• REQUEST
Copy every line of the following data that includes the string "icon".

• PROVIDED MATERIAL
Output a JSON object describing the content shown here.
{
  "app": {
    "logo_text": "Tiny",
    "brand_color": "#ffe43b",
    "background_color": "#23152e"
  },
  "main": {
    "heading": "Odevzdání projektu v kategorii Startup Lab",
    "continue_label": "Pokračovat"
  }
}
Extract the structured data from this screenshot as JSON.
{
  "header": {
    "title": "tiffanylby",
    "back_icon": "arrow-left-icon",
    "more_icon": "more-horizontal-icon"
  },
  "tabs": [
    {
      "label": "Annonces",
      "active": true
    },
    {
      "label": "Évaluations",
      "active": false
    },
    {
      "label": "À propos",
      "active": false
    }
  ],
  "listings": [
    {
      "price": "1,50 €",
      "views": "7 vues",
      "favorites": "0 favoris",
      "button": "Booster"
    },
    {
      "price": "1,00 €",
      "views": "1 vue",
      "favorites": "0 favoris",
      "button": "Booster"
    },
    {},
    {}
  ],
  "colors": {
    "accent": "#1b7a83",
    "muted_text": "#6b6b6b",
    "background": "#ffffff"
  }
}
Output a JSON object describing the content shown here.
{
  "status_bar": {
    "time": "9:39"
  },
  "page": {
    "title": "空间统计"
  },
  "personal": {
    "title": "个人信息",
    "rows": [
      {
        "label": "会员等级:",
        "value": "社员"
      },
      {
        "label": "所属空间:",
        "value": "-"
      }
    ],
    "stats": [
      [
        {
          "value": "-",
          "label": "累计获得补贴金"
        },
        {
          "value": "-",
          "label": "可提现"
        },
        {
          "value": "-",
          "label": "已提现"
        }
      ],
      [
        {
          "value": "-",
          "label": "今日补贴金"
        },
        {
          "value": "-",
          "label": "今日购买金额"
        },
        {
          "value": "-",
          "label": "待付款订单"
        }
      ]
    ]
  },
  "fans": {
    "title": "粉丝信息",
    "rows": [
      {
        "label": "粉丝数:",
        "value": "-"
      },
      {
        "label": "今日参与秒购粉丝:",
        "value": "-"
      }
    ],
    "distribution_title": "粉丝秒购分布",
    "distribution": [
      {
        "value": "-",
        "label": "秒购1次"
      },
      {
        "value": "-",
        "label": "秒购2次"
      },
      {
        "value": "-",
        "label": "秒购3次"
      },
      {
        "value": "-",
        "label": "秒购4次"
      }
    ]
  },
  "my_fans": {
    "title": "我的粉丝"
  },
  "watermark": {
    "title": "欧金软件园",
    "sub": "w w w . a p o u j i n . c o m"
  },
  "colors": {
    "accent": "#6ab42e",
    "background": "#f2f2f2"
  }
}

• CORRECT ANSWER
    "back_icon": "arrow-left-icon",
    "more_icon": "more-horizontal-icon"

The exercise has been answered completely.